▸ Exercise goal:
Rewrite the listing from its first line through the line with "- picnic-dog-icon: [868, 520, 938, 578]", swapping "subheadline" for "subtitle" and leaving everything else as it is.

(Dataset entries)
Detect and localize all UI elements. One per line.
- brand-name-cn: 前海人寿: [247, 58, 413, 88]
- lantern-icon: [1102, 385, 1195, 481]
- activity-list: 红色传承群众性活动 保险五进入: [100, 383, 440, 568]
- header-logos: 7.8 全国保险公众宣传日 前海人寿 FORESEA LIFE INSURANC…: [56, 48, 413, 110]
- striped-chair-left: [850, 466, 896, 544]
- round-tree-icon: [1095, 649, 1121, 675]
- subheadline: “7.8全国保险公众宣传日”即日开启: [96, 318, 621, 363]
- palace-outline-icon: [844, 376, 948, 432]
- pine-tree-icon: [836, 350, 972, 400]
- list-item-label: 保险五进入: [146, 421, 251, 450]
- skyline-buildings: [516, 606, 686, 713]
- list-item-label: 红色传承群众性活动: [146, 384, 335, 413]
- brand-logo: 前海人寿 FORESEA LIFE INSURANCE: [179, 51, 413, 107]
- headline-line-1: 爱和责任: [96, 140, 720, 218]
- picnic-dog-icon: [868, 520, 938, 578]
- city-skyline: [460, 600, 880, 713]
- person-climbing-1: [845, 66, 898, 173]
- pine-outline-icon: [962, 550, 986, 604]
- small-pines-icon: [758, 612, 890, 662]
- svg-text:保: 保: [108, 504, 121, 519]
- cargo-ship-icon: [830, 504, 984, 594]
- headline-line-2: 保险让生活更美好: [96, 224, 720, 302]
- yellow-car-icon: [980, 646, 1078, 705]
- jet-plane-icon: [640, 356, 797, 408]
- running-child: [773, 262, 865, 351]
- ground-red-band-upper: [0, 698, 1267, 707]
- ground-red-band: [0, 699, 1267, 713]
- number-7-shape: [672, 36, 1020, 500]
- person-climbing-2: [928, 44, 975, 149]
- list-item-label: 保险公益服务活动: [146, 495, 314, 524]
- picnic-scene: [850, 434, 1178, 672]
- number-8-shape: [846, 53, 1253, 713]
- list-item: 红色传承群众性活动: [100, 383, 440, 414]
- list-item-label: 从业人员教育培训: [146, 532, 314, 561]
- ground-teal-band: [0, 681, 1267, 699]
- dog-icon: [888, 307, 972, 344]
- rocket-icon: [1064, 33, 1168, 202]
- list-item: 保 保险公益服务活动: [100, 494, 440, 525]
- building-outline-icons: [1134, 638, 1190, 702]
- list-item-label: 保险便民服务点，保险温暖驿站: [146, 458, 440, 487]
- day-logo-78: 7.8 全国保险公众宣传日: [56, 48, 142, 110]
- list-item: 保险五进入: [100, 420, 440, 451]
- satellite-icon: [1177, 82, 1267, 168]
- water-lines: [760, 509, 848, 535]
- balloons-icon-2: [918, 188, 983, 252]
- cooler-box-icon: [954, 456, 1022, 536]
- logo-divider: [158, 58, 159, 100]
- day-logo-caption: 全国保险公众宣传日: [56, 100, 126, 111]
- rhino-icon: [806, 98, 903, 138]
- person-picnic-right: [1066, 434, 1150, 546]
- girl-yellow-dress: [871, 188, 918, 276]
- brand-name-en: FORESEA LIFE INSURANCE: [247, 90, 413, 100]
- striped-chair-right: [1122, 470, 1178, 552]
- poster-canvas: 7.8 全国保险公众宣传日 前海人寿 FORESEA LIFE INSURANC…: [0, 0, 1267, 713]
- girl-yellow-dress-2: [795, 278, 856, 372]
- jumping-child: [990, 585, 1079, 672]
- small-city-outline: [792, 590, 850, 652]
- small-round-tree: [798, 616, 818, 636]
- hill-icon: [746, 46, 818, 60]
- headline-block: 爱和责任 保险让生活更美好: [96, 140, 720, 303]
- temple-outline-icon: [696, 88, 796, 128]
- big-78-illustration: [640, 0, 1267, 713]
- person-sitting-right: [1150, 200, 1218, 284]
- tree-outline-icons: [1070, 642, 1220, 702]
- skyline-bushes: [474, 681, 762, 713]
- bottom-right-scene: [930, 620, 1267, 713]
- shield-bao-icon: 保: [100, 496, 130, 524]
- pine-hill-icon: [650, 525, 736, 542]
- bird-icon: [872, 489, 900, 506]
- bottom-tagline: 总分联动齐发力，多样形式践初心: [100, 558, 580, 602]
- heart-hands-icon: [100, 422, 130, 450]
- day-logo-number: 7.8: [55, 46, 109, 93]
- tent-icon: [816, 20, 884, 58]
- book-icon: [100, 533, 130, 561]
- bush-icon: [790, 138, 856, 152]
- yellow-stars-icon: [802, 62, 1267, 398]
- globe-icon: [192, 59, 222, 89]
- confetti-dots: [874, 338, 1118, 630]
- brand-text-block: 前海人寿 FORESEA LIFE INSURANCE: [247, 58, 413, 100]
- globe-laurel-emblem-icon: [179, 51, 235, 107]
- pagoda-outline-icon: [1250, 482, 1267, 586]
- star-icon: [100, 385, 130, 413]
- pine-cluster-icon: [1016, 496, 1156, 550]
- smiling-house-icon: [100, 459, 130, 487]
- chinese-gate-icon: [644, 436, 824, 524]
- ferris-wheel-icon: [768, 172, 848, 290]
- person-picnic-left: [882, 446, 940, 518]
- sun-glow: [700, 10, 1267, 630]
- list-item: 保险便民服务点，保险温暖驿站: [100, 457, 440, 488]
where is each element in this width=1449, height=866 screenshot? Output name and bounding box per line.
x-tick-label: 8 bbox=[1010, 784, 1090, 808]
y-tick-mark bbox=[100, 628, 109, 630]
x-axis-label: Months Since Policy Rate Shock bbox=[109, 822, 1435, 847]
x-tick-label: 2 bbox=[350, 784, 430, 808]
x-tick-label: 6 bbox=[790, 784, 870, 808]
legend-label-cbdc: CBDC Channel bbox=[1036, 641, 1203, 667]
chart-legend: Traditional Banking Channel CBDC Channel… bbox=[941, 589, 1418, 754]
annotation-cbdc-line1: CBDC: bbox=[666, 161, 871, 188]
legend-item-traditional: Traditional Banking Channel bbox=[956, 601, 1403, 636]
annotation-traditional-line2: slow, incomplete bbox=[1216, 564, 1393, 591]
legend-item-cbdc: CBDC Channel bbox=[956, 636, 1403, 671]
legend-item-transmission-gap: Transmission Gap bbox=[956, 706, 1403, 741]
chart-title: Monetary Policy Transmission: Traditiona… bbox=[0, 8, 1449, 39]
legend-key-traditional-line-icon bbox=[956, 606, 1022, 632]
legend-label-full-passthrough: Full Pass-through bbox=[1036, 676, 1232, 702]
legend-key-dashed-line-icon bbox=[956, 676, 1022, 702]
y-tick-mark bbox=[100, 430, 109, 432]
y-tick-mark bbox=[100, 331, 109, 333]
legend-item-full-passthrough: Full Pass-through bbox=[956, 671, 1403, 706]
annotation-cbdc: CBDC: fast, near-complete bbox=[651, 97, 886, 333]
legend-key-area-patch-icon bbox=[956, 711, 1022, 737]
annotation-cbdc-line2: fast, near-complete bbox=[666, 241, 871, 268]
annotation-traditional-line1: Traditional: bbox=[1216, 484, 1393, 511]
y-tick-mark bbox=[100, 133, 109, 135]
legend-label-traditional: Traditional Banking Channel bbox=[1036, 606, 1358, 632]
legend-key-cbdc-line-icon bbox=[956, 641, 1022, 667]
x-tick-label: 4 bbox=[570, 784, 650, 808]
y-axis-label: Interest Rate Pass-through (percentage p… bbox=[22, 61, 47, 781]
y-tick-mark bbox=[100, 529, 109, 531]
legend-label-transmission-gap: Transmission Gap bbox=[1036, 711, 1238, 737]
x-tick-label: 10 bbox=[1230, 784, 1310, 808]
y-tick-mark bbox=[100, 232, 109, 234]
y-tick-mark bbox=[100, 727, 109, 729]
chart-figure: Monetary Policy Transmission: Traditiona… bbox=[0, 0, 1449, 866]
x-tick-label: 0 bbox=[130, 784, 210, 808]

▸ Exercise solution:
Detect and localize all UI elements. One per line.
- brand-name-cn: 前海人寿: [247, 58, 413, 88]
- lantern-icon: [1102, 385, 1195, 481]
- activity-list: 红色传承群众性活动 保险五进入: [100, 383, 440, 568]
- header-logos: 7.8 全国保险公众宣传日 前海人寿 FORESEA LIFE INSURANC…: [56, 48, 413, 110]
- striped-chair-left: [850, 466, 896, 544]
- round-tree-icon: [1095, 649, 1121, 675]
- subtitle: “7.8全国保险公众宣传日”即日开启: [96, 318, 621, 363]
- palace-outline-icon: [844, 376, 948, 432]
- pine-tree-icon: [836, 350, 972, 400]
- list-item-label: 保险五进入: [146, 421, 251, 450]
- skyline-buildings: [516, 606, 686, 713]
- list-item-label: 红色传承群众性活动: [146, 384, 335, 413]
- brand-logo: 前海人寿 FORESEA LIFE INSURANCE: [179, 51, 413, 107]
- headline-line-1: 爱和责任: [96, 140, 720, 218]
- picnic-dog-icon: [868, 520, 938, 578]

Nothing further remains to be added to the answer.